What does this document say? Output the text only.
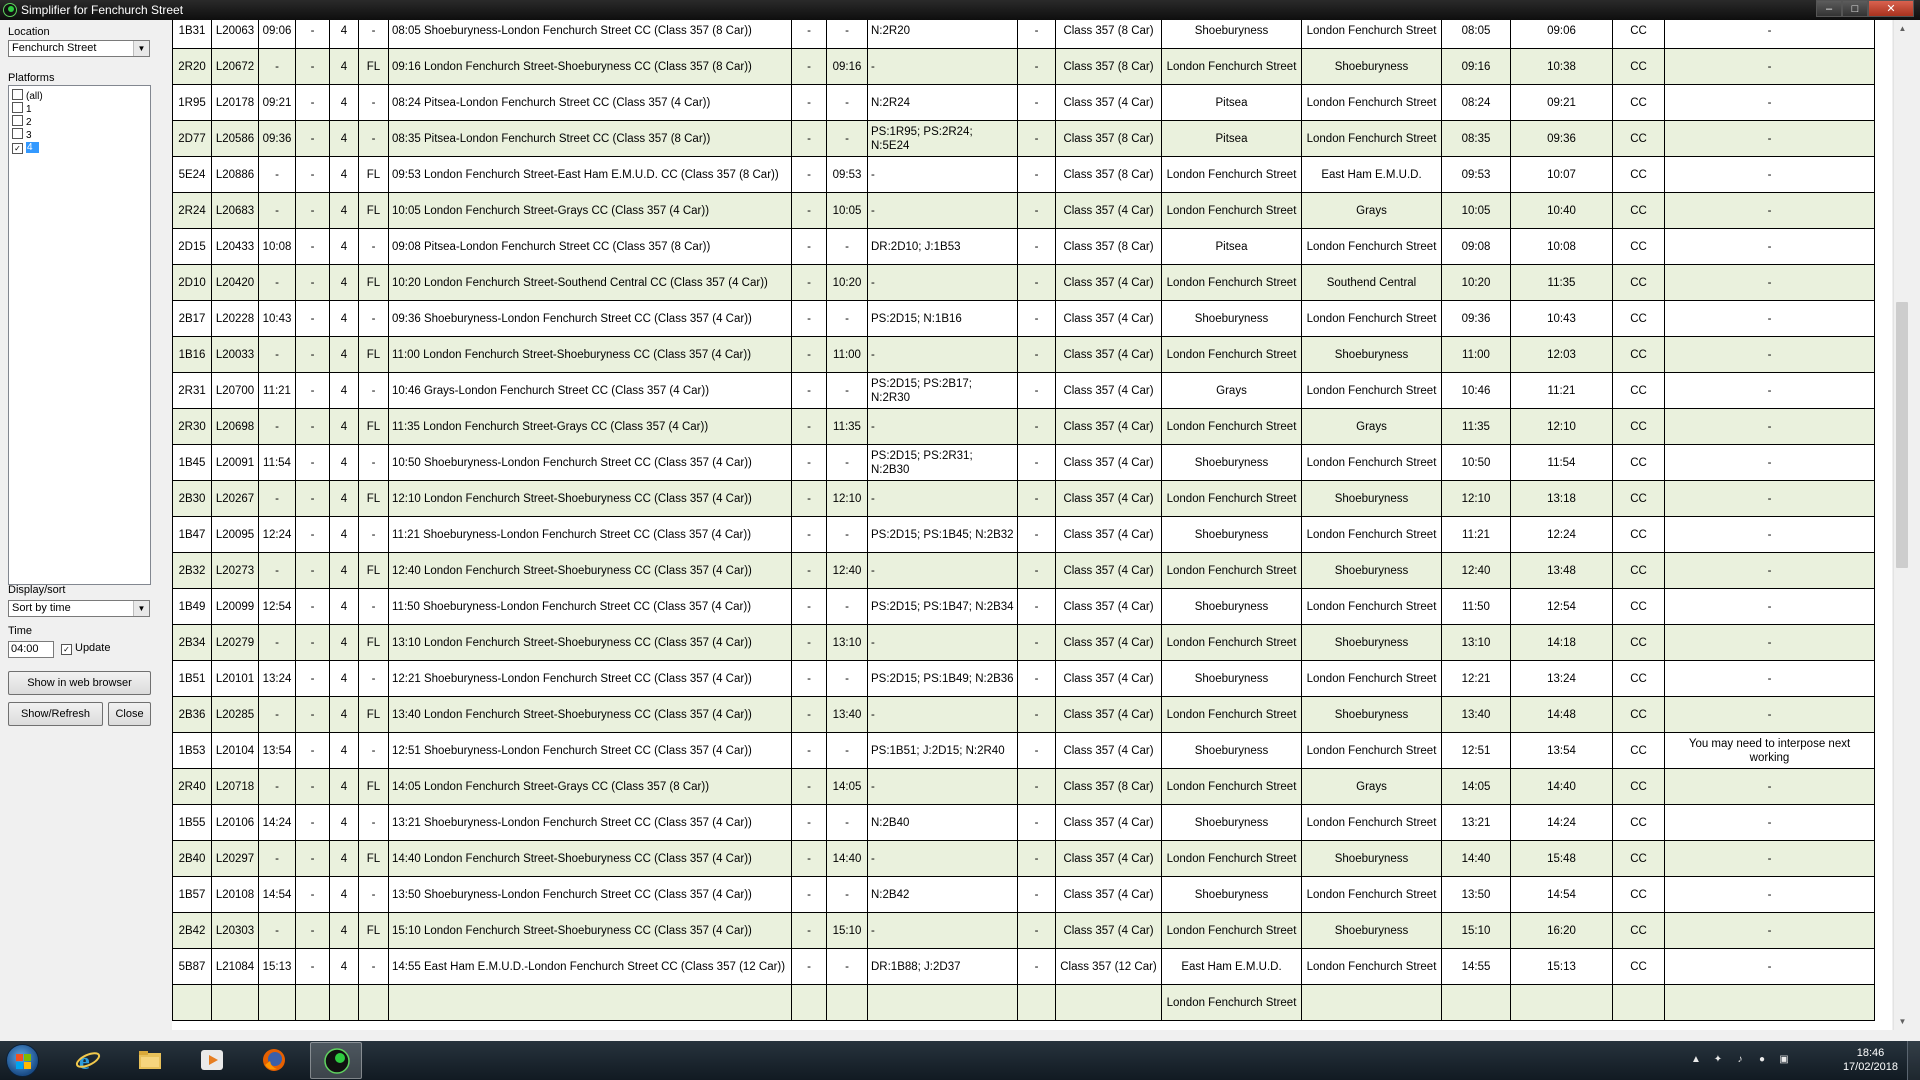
Simplifier for Fenchurch Street	‒	□	✕
Location
Fenchurch Street	▼
Platforms
(all)
1
2
3
✓ 4
Display/sort
Sort by time	▼
Time
04:00	✓ Update
Show in web browser
Show/Refresh	Close
1B31	L20063	09:06	-	4	-	08:05 Shoeburyness-London Fenchurch Street CC (Class 357 (8 Car))	-	-	N:2R20	-	Class 357 (8 Car)	Shoeburyness	London Fenchurch Street	08:05	09:06	CC	-
2R20	L20672	-	-	4	FL	09:16 London Fenchurch Street-Shoeburyness CC (Class 357 (8 Car))	-	09:16	-	-	Class 357 (8 Car)	London Fenchurch Street	Shoeburyness	09:16	10:38	CC	-
1R95	L20178	09:21	-	4	-	08:24 Pitsea-London Fenchurch Street CC (Class 357 (4 Car))	-	-	N:2R24	-	Class 357 (4 Car)	Pitsea	London Fenchurch Street	08:24	09:21	CC	-
2D77	L20586	09:36	-	4	-	08:35 Pitsea-London Fenchurch Street CC (Class 357 (8 Car))	-	-	PS:1R95; PS:2R24; N:5E24	-	Class 357 (8 Car)	Pitsea	London Fenchurch Street	08:35	09:36	CC	-
5E24	L20886	-	-	4	FL	09:53 London Fenchurch Street-East Ham E.M.U.D. CC (Class 357 (8 Car))	-	09:53	-	-	Class 357 (8 Car)	London Fenchurch Street	East Ham E.M.U.D.	09:53	10:07	CC	-
2R24	L20683	-	-	4	FL	10:05 London Fenchurch Street-Grays CC (Class 357 (4 Car))	-	10:05	-	-	Class 357 (4 Car)	London Fenchurch Street	Grays	10:05	10:40	CC	-
2D15	L20433	10:08	-	4	-	09:08 Pitsea-London Fenchurch Street CC (Class 357 (8 Car))	-	-	DR:2D10; J:1B53	-	Class 357 (8 Car)	Pitsea	London Fenchurch Street	09:08	10:08	CC	-
2D10	L20420	-	-	4	FL	10:20 London Fenchurch Street-Southend Central CC (Class 357 (4 Car))	-	10:20	-	-	Class 357 (4 Car)	London Fenchurch Street	Southend Central	10:20	11:35	CC	-
2B17	L20228	10:43	-	4	-	09:36 Shoeburyness-London Fenchurch Street CC (Class 357 (4 Car))	-	-	PS:2D15; N:1B16	-	Class 357 (4 Car)	Shoeburyness	London Fenchurch Street	09:36	10:43	CC	-
1B16	L20033	-	-	4	FL	11:00 London Fenchurch Street-Shoeburyness CC (Class 357 (4 Car))	-	11:00	-	-	Class 357 (4 Car)	London Fenchurch Street	Shoeburyness	11:00	12:03	CC	-
2R31	L20700	11:21	-	4	-	10:46 Grays-London Fenchurch Street CC (Class 357 (4 Car))	-	-	PS:2D15; PS:2B17; N:2R30	-	Class 357 (4 Car)	Grays	London Fenchurch Street	10:46	11:21	CC	-
2R30	L20698	-	-	4	FL	11:35 London Fenchurch Street-Grays CC (Class 357 (4 Car))	-	11:35	-	-	Class 357 (4 Car)	London Fenchurch Street	Grays	11:35	12:10	CC	-
1B45	L20091	11:54	-	4	-	10:50 Shoeburyness-London Fenchurch Street CC (Class 357 (4 Car))	-	-	PS:2D15; PS:2R31; N:2B30	-	Class 357 (4 Car)	Shoeburyness	London Fenchurch Street	10:50	11:54	CC	-
2B30	L20267	-	-	4	FL	12:10 London Fenchurch Street-Shoeburyness CC (Class 357 (4 Car))	-	12:10	-	-	Class 357 (4 Car)	London Fenchurch Street	Shoeburyness	12:10	13:18	CC	-
1B47	L20095	12:24	-	4	-	11:21 Shoeburyness-London Fenchurch Street CC (Class 357 (4 Car))	-	-	PS:2D15; PS:1B45; N:2B32	-	Class 357 (4 Car)	Shoeburyness	London Fenchurch Street	11:21	12:24	CC	-
2B32	L20273	-	-	4	FL	12:40 London Fenchurch Street-Shoeburyness CC (Class 357 (4 Car))	-	12:40	-	-	Class 357 (4 Car)	London Fenchurch Street	Shoeburyness	12:40	13:48	CC	-
1B49	L20099	12:54	-	4	-	11:50 Shoeburyness-London Fenchurch Street CC (Class 357 (4 Car))	-	-	PS:2D15; PS:1B47; N:2B34	-	Class 357 (4 Car)	Shoeburyness	London Fenchurch Street	11:50	12:54	CC	-
2B34	L20279	-	-	4	FL	13:10 London Fenchurch Street-Shoeburyness CC (Class 357 (4 Car))	-	13:10	-	-	Class 357 (4 Car)	London Fenchurch Street	Shoeburyness	13:10	14:18	CC	-
1B51	L20101	13:24	-	4	-	12:21 Shoeburyness-London Fenchurch Street CC (Class 357 (4 Car))	-	-	PS:2D15; PS:1B49; N:2B36	-	Class 357 (4 Car)	Shoeburyness	London Fenchurch Street	12:21	13:24	CC	-
2B36	L20285	-	-	4	FL	13:40 London Fenchurch Street-Shoeburyness CC (Class 357 (4 Car))	-	13:40	-	-	Class 357 (4 Car)	London Fenchurch Street	Shoeburyness	13:40	14:48	CC	-
1B53	L20104	13:54	-	4	-	12:51 Shoeburyness-London Fenchurch Street CC (Class 357 (4 Car))	-	-	PS:1B51; J:2D15; N:2R40	-	Class 357 (4 Car)	Shoeburyness	London Fenchurch Street	12:51	13:54	CC	You may need to interpose next working
2R40	L20718	-	-	4	FL	14:05 London Fenchurch Street-Grays CC (Class 357 (8 Car))	-	14:05	-	-	Class 357 (8 Car)	London Fenchurch Street	Grays	14:05	14:40	CC	-
1B55	L20106	14:24	-	4	-	13:21 Shoeburyness-London Fenchurch Street CC (Class 357 (4 Car))	-	-	N:2B40	-	Class 357 (4 Car)	Shoeburyness	London Fenchurch Street	13:21	14:24	CC	-
2B40	L20297	-	-	4	FL	14:40 London Fenchurch Street-Shoeburyness CC (Class 357 (4 Car))	-	14:40	-	-	Class 357 (4 Car)	London Fenchurch Street	Shoeburyness	14:40	15:48	CC	-
1B57	L20108	14:54	-	4	-	13:50 Shoeburyness-London Fenchurch Street CC (Class 357 (4 Car))	-	-	N:2B42	-	Class 357 (4 Car)	Shoeburyness	London Fenchurch Street	13:50	14:54	CC	-
2B42	L20303	-	-	4	FL	15:10 London Fenchurch Street-Shoeburyness CC (Class 357 (4 Car))	-	15:10	-	-	Class 357 (4 Car)	London Fenchurch Street	Shoeburyness	15:10	16:20	CC	-
5B87	L21084	15:13	-	4	-	14:55 East Ham E.M.U.D.-London Fenchurch Street CC (Class 357 (12 Car))	-	-	DR:1B88; J:2D37	-	Class 357 (12 Car)	East Ham E.M.U.D.	London Fenchurch Street	14:55	15:13	CC	-
												London Fenchurch Street					
▲
▼
e	▲ ✦	♪	● ▣
18:46
17/02/2018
***
INSTRUCTION => Write out the material above once more, exactly as it reads, with no pictures.

OUTPUT FOR THIS EXERCISE =>
What does this document say? Output the text only.
Simplifier for Fenchurch Street	‒	□	✕
Location
Fenchurch Street	▼
Platforms
(all)
1
2
3
✓ 4
Display/sort
Sort by time	▼
Time
04:00	✓ Update
Show in web browser
Show/Refresh	Close
1B31	L20063	09:06	-	4	-	08:05 Shoeburyness-London Fenchurch Street CC (Class 357 (8 Car))	-	-	N:2R20	-	Class 357 (8 Car)	Shoeburyness	London Fenchurch Street	08:05	09:06	CC	-
2R20	L20672	-	-	4	FL	09:16 London Fenchurch Street-Shoeburyness CC (Class 357 (8 Car))	-	09:16	-	-	Class 357 (8 Car)	London Fenchurch Street	Shoeburyness	09:16	10:38	CC	-
1R95	L20178	09:21	-	4	-	08:24 Pitsea-London Fenchurch Street CC (Class 357 (4 Car))	-	-	N:2R24	-	Class 357 (4 Car)	Pitsea	London Fenchurch Street	08:24	09:21	CC	-
2D77	L20586	09:36	-	4	-	08:35 Pitsea-London Fenchurch Street CC (Class 357 (8 Car))	-	-	PS:1R95; PS:2R24; N:5E24	-	Class 357 (8 Car)	Pitsea	London Fenchurch Street	08:35	09:36	CC	-
5E24	L20886	-	-	4	FL	09:53 London Fenchurch Street-East Ham E.M.U.D. CC (Class 357 (8 Car))	-	09:53	-	-	Class 357 (8 Car)	London Fenchurch Street	East Ham E.M.U.D.	09:53	10:07	CC	-
2R24	L20683	-	-	4	FL	10:05 London Fenchurch Street-Grays CC (Class 357 (4 Car))	-	10:05	-	-	Class 357 (4 Car)	London Fenchurch Street	Grays	10:05	10:40	CC	-
2D15	L20433	10:08	-	4	-	09:08 Pitsea-London Fenchurch Street CC (Class 357 (8 Car))	-	-	DR:2D10; J:1B53	-	Class 357 (8 Car)	Pitsea	London Fenchurch Street	09:08	10:08	CC	-
2D10	L20420	-	-	4	FL	10:20 London Fenchurch Street-Southend Central CC (Class 357 (4 Car))	-	10:20	-	-	Class 357 (4 Car)	London Fenchurch Street	Southend Central	10:20	11:35	CC	-
2B17	L20228	10:43	-	4	-	09:36 Shoeburyness-London Fenchurch Street CC (Class 357 (4 Car))	-	-	PS:2D15; N:1B16	-	Class 357 (4 Car)	Shoeburyness	London Fenchurch Street	09:36	10:43	CC	-
1B16	L20033	-	-	4	FL	11:00 London Fenchurch Street-Shoeburyness CC (Class 357 (4 Car))	-	11:00	-	-	Class 357 (4 Car)	London Fenchurch Street	Shoeburyness	11:00	12:03	CC	-
2R31	L20700	11:21	-	4	-	10:46 Grays-London Fenchurch Street CC (Class 357 (4 Car))	-	-	PS:2D15; PS:2B17; N:2R30	-	Class 357 (4 Car)	Grays	London Fenchurch Street	10:46	11:21	CC	-
2R30	L20698	-	-	4	FL	11:35 London Fenchurch Street-Grays CC (Class 357 (4 Car))	-	11:35	-	-	Class 357 (4 Car)	London Fenchurch Street	Grays	11:35	12:10	CC	-
1B45	L20091	11:54	-	4	-	10:50 Shoeburyness-London Fenchurch Street CC (Class 357 (4 Car))	-	-	PS:2D15; PS:2R31; N:2B30	-	Class 357 (4 Car)	Shoeburyness	London Fenchurch Street	10:50	11:54	CC	-
2B30	L20267	-	-	4	FL	12:10 London Fenchurch Street-Shoeburyness CC (Class 357 (4 Car))	-	12:10	-	-	Class 357 (4 Car)	London Fenchurch Street	Shoeburyness	12:10	13:18	CC	-
1B47	L20095	12:24	-	4	-	11:21 Shoeburyness-London Fenchurch Street CC (Class 357 (4 Car))	-	-	PS:2D15; PS:1B45; N:2B32	-	Class 357 (4 Car)	Shoeburyness	London Fenchurch Street	11:21	12:24	CC	-
2B32	L20273	-	-	4	FL	12:40 London Fenchurch Street-Shoeburyness CC (Class 357 (4 Car))	-	12:40	-	-	Class 357 (4 Car)	London Fenchurch Street	Shoeburyness	12:40	13:48	CC	-
1B49	L20099	12:54	-	4	-	11:50 Shoeburyness-London Fenchurch Street CC (Class 357 (4 Car))	-	-	PS:2D15; PS:1B47; N:2B34	-	Class 357 (4 Car)	Shoeburyness	London Fenchurch Street	11:50	12:54	CC	-
2B34	L20279	-	-	4	FL	13:10 London Fenchurch Street-Shoeburyness CC (Class 357 (4 Car))	-	13:10	-	-	Class 357 (4 Car)	London Fenchurch Street	Shoeburyness	13:10	14:18	CC	-
1B51	L20101	13:24	-	4	-	12:21 Shoeburyness-London Fenchurch Street CC (Class 357 (4 Car))	-	-	PS:2D15; PS:1B49; N:2B36	-	Class 357 (4 Car)	Shoeburyness	London Fenchurch Street	12:21	13:24	CC	-
2B36	L20285	-	-	4	FL	13:40 London Fenchurch Street-Shoeburyness CC (Class 357 (4 Car))	-	13:40	-	-	Class 357 (4 Car)	London Fenchurch Street	Shoeburyness	13:40	14:48	CC	-
1B53	L20104	13:54	-	4	-	12:51 Shoeburyness-London Fenchurch Street CC (Class 357 (4 Car))	-	-	PS:1B51; J:2D15; N:2R40	-	Class 357 (4 Car)	Shoeburyness	London Fenchurch Street	12:51	13:54	CC	You may need to interpose next working
2R40	L20718	-	-	4	FL	14:05 London Fenchurch Street-Grays CC (Class 357 (8 Car))	-	14:05	-	-	Class 357 (8 Car)	London Fenchurch Street	Grays	14:05	14:40	CC	-
1B55	L20106	14:24	-	4	-	13:21 Shoeburyness-London Fenchurch Street CC (Class 357 (4 Car))	-	-	N:2B40	-	Class 357 (4 Car)	Shoeburyness	London Fenchurch Street	13:21	14:24	CC	-
2B40	L20297	-	-	4	FL	14:40 London Fenchurch Street-Shoeburyness CC (Class 357 (4 Car))	-	14:40	-	-	Class 357 (4 Car)	London Fenchurch Street	Shoeburyness	14:40	15:48	CC	-
1B57	L20108	14:54	-	4	-	13:50 Shoeburyness-London Fenchurch Street CC (Class 357 (4 Car))	-	-	N:2B42	-	Class 357 (4 Car)	Shoeburyness	London Fenchurch Street	13:50	14:54	CC	-
2B42	L20303	-	-	4	FL	15:10 London Fenchurch Street-Shoeburyness CC (Class 357 (4 Car))	-	15:10	-	-	Class 357 (4 Car)	London Fenchurch Street	Shoeburyness	15:10	16:20	CC	-
5B87	L21084	15:13	-	4	-	14:55 East Ham E.M.U.D.-London Fenchurch Street CC (Class 357 (12 Car))	-	-	DR:1B88; J:2D37	-	Class 357 (12 Car)	East Ham E.M.U.D.	London Fenchurch Street	14:55	15:13	CC	-
												London Fenchurch Street					
▲
▼
e	▲ ✦	♪	● ▣
18:46
17/02/2018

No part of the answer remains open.